INSTRUCTIONS TO FOLLOW.
State the number of lines in these records that include the word "Standard", and add nothing to it.

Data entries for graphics
++++++++++++++++++++

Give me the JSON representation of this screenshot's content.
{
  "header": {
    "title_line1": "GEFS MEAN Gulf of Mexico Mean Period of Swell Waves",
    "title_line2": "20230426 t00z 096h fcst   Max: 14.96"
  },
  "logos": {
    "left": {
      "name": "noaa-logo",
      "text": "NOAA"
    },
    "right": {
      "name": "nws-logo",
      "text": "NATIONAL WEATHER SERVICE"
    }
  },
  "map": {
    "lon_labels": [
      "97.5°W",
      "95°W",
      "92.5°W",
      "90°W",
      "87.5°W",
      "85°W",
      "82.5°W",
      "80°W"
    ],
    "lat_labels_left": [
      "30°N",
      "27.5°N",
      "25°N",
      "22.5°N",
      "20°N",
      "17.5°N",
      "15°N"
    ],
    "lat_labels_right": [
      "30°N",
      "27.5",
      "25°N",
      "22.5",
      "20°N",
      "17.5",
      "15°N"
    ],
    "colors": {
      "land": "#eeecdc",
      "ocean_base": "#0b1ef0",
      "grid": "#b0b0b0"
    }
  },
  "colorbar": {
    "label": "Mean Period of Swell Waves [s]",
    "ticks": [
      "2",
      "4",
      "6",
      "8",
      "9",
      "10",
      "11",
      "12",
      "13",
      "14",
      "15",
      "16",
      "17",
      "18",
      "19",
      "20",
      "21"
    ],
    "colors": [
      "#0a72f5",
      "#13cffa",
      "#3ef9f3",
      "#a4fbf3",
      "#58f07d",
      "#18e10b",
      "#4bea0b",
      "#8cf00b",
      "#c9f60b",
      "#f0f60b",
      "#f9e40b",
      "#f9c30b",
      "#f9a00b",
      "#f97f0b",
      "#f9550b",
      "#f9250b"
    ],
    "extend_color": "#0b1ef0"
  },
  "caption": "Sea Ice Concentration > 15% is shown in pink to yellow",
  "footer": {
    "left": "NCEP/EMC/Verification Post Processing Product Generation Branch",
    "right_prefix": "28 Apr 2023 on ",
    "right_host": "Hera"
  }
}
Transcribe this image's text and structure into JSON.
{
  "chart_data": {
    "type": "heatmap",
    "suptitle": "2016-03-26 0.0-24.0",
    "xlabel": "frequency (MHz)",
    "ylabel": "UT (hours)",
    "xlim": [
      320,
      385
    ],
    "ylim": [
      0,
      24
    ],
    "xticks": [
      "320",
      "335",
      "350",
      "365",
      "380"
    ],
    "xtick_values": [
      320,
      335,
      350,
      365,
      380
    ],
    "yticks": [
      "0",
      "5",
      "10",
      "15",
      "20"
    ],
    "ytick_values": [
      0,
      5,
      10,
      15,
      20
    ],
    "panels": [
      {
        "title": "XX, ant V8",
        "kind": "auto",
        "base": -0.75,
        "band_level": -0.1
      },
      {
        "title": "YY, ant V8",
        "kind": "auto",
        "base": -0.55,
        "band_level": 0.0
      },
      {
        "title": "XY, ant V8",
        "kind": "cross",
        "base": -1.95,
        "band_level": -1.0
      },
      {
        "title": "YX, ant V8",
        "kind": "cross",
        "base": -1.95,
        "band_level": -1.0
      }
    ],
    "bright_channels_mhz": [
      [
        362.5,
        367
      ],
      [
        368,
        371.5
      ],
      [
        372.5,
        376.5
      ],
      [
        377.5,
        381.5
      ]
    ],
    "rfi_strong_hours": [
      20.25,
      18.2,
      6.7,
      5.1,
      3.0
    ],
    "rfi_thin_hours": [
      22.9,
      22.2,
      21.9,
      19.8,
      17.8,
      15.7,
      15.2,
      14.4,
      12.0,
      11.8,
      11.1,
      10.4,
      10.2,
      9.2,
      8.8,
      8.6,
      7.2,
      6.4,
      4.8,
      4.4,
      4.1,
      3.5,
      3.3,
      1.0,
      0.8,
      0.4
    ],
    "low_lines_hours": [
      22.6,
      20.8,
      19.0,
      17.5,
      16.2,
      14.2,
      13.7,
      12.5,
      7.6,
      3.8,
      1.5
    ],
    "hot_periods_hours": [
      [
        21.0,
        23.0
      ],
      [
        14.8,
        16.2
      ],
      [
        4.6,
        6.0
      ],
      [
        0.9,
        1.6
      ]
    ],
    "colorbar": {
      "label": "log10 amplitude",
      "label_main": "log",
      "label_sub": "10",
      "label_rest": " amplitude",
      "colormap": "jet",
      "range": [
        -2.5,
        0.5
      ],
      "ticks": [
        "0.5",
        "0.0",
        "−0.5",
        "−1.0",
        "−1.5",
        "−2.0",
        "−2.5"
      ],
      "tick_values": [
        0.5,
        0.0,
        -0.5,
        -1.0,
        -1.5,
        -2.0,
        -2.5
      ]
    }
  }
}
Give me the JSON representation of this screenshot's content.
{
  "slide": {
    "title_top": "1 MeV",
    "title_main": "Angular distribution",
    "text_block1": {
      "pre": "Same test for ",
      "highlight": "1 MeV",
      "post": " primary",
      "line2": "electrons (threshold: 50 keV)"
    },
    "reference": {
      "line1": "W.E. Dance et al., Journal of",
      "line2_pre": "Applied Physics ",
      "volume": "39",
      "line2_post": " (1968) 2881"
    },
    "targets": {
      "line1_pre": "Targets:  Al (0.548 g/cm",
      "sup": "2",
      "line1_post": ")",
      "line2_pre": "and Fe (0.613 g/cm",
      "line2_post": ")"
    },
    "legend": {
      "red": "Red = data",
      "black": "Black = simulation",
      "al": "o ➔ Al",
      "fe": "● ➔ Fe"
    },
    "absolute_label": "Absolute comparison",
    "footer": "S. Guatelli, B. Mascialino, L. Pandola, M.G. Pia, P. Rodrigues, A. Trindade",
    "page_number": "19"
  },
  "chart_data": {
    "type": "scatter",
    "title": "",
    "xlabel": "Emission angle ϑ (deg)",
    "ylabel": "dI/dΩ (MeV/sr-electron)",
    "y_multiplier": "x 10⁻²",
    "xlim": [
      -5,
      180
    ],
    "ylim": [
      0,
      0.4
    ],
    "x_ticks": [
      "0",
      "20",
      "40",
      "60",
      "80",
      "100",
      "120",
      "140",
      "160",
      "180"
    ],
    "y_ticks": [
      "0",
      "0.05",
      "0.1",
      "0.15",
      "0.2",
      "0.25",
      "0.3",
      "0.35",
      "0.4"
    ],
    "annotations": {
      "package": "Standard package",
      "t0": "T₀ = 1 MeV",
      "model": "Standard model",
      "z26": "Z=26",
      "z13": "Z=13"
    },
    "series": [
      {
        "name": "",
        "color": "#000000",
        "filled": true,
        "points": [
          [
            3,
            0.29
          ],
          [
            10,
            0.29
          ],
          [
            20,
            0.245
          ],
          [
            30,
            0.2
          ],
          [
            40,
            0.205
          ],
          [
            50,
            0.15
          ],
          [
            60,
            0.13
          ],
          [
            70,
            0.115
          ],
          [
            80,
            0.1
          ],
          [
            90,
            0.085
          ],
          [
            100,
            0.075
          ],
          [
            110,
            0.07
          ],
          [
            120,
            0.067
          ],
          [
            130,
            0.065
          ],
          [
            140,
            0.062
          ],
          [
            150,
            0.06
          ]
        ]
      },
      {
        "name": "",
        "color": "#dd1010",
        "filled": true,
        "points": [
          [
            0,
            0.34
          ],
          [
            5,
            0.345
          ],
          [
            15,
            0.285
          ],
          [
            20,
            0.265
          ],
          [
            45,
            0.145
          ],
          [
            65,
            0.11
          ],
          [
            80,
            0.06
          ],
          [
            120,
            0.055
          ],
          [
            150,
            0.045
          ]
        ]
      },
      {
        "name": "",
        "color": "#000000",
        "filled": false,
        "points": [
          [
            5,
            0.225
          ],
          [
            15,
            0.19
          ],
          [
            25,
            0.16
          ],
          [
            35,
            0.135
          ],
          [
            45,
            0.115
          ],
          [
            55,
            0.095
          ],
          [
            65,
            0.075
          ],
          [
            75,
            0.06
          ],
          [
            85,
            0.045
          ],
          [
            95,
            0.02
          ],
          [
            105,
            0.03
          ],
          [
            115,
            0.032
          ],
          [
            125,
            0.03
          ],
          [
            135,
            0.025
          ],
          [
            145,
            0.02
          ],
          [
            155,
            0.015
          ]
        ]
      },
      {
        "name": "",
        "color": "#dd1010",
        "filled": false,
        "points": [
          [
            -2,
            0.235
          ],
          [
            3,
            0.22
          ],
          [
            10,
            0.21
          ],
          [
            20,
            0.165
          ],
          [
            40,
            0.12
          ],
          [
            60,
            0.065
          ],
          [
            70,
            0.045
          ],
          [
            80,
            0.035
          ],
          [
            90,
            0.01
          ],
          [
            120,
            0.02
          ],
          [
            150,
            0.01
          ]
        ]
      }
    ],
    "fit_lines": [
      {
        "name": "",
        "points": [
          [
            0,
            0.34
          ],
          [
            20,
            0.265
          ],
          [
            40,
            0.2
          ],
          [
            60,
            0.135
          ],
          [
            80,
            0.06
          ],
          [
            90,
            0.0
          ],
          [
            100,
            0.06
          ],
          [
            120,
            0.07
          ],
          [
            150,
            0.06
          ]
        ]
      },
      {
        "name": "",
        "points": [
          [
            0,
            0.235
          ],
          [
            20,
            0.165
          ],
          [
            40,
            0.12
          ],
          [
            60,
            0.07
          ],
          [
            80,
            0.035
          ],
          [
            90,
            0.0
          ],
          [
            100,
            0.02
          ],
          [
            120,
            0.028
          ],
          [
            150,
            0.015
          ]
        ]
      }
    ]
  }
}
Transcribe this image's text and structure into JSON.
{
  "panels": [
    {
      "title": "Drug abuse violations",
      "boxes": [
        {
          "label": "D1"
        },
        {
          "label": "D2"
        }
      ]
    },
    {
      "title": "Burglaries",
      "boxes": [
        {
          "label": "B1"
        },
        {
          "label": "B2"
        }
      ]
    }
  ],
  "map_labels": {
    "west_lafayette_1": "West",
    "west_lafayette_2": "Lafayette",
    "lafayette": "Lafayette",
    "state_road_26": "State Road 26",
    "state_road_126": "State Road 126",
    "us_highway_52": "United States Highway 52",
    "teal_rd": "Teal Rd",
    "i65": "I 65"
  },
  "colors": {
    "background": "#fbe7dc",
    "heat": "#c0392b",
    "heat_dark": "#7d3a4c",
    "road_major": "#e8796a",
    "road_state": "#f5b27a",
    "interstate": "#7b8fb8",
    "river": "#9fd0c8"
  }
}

++++++++++++++++++++

RIGHT ANSWER.
2